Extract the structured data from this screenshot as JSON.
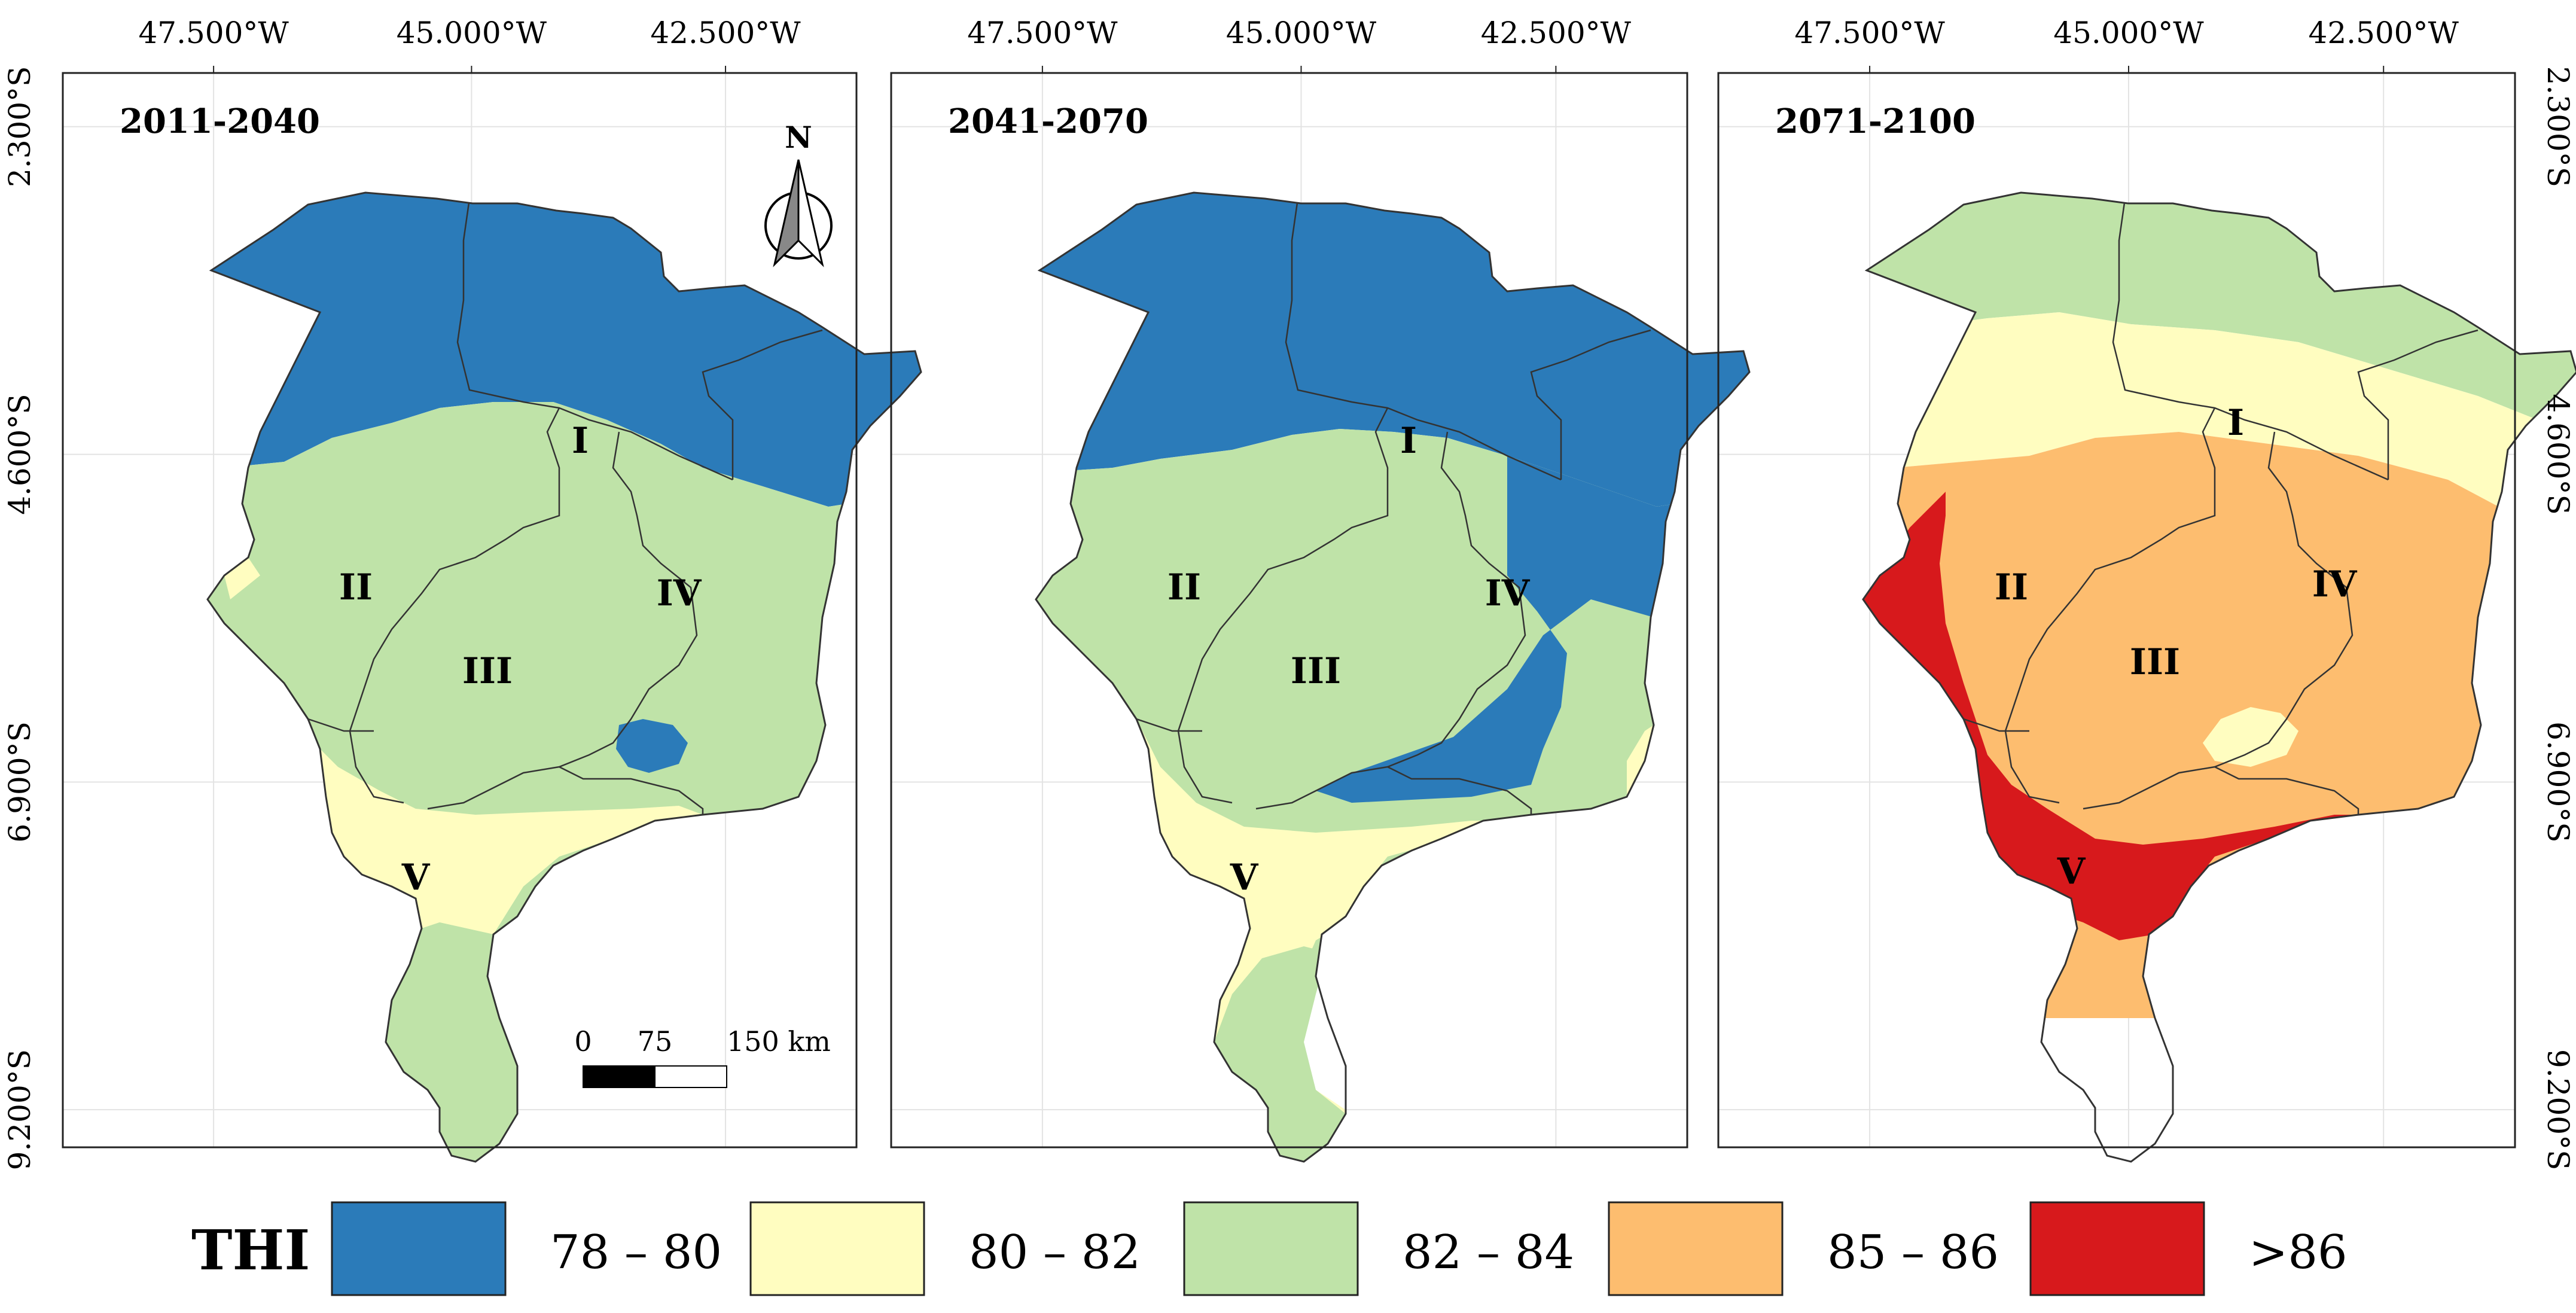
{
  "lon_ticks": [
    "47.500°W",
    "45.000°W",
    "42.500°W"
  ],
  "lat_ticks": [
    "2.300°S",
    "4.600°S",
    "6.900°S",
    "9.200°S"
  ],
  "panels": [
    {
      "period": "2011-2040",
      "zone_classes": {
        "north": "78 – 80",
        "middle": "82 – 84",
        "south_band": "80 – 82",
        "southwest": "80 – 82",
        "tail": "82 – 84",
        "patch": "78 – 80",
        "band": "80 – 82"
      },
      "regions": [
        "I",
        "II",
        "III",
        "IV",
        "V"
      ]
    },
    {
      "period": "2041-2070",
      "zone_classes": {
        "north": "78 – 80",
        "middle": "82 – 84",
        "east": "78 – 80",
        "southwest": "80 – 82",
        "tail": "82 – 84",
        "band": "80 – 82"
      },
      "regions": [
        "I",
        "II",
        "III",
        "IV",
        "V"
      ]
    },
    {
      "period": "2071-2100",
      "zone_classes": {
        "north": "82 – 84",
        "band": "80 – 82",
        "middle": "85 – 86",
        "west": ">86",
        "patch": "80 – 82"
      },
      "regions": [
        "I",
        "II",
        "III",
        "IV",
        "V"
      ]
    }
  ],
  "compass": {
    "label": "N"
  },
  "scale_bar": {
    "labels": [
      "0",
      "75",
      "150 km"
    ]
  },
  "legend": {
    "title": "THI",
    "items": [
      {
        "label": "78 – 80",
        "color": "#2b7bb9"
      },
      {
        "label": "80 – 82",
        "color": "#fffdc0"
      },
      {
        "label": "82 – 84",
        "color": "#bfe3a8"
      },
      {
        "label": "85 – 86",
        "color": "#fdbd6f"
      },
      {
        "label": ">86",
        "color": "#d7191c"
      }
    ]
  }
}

## STATED GOAL:
Go through the preceding material and copy each line that has the word "period".

## SOLVED PROBLEM:
      "period": "2011-2040",
      "period": "2041-2070",
      "period": "2071-2100",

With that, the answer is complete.